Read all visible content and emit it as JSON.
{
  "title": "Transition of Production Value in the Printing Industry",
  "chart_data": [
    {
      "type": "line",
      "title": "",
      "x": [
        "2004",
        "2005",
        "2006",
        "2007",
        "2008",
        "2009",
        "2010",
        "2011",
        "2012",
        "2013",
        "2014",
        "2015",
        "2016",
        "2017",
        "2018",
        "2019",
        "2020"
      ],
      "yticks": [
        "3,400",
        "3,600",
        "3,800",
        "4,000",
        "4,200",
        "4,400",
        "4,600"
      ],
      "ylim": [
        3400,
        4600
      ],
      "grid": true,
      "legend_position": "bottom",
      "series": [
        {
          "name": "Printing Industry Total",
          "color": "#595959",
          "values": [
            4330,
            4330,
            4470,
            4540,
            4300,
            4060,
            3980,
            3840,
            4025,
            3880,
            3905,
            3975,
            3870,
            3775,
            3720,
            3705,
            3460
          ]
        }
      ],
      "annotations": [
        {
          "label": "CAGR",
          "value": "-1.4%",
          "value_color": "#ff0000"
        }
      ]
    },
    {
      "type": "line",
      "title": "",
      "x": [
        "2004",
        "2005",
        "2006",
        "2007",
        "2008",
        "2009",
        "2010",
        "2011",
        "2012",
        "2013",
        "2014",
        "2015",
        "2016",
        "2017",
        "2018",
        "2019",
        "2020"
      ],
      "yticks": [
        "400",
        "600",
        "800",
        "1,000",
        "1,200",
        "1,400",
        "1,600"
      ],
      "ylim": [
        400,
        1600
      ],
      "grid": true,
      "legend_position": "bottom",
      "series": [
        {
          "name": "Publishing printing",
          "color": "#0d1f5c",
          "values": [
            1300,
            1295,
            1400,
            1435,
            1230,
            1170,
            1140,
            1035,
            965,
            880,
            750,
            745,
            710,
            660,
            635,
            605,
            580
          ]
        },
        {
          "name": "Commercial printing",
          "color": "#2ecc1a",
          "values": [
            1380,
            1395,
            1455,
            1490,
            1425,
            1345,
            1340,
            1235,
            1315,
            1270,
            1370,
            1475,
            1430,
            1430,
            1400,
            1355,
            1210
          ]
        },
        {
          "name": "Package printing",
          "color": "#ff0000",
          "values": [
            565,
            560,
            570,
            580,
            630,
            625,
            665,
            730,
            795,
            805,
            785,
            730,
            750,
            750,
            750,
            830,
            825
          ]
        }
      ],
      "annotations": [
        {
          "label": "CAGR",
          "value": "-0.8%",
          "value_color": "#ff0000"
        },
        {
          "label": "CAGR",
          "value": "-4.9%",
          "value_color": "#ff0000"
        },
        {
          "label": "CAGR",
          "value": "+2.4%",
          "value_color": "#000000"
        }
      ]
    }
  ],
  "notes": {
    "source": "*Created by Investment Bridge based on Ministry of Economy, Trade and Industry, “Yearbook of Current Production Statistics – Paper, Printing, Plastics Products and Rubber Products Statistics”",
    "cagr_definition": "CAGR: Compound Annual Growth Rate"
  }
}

WRITTEN REQUEST: Return every entry verbatim.

CORRECT RESULT:
Read all visible content and emit it as JSON.
{
  "title": "Transition of Production Value in the Printing Industry",
  "chart_data": [
    {
      "type": "line",
      "title": "",
      "x": [
        "2004",
        "2005",
        "2006",
        "2007",
        "2008",
        "2009",
        "2010",
        "2011",
        "2012",
        "2013",
        "2014",
        "2015",
        "2016",
        "2017",
        "2018",
        "2019",
        "2020"
      ],
      "yticks": [
        "3,400",
        "3,600",
        "3,800",
        "4,000",
        "4,200",
        "4,400",
        "4,600"
      ],
      "ylim": [
        3400,
        4600
      ],
      "grid": true,
      "legend_position": "bottom",
      "series": [
        {
          "name": "Printing Industry Total",
          "color": "#595959",
          "values": [
            4330,
            4330,
            4470,
            4540,
            4300,
            4060,
            3980,
            3840,
            4025,
            3880,
            3905,
            3975,
            3870,
            3775,
            3720,
            3705,
            3460
          ]
        }
      ],
      "annotations": [
        {
          "label": "CAGR",
          "value": "-1.4%",
          "value_color": "#ff0000"
        }
      ]
    },
    {
      "type": "line",
      "title": "",
      "x": [
        "2004",
        "2005",
        "2006",
        "2007",
        "2008",
        "2009",
        "2010",
        "2011",
        "2012",
        "2013",
        "2014",
        "2015",
        "2016",
        "2017",
        "2018",
        "2019",
        "2020"
      ],
      "yticks": [
        "400",
        "600",
        "800",
        "1,000",
        "1,200",
        "1,400",
        "1,600"
      ],
      "ylim": [
        400,
        1600
      ],
      "grid": true,
      "legend_position": "bottom",
      "series": [
        {
          "name": "Publishing printing",
          "color": "#0d1f5c",
          "values": [
            1300,
            1295,
            1400,
            1435,
            1230,
            1170,
            1140,
            1035,
            965,
            880,
            750,
            745,
            710,
            660,
            635,
            605,
            580
          ]
        },
        {
          "name": "Commercial printing",
          "color": "#2ecc1a",
          "values": [
            1380,
            1395,
            1455,
            1490,
            1425,
            1345,
            1340,
            1235,
            1315,
            1270,
            1370,
            1475,
            1430,
            1430,
            1400,
            1355,
            1210
          ]
        },
        {
          "name": "Package printing",
          "color": "#ff0000",
          "values": [
            565,
            560,
            570,
            580,
            630,
            625,
            665,
            730,
            795,
            805,
            785,
            730,
            750,
            750,
            750,
            830,
            825
          ]
        }
      ],
      "annotations": [
        {
          "label": "CAGR",
          "value": "-0.8%",
          "value_color": "#ff0000"
        },
        {
          "label": "CAGR",
          "value": "-4.9%",
          "value_color": "#ff0000"
        },
        {
          "label": "CAGR",
          "value": "+2.4%",
          "value_color": "#000000"
        }
      ]
    }
  ],
  "notes": {
    "source": "*Created by Investment Bridge based on Ministry of Economy, Trade and Industry, “Yearbook of Current Production Statistics – Paper, Printing, Plastics Products and Rubber Products Statistics”",
    "cagr_definition": "CAGR: Compound Annual Growth Rate"
  }
}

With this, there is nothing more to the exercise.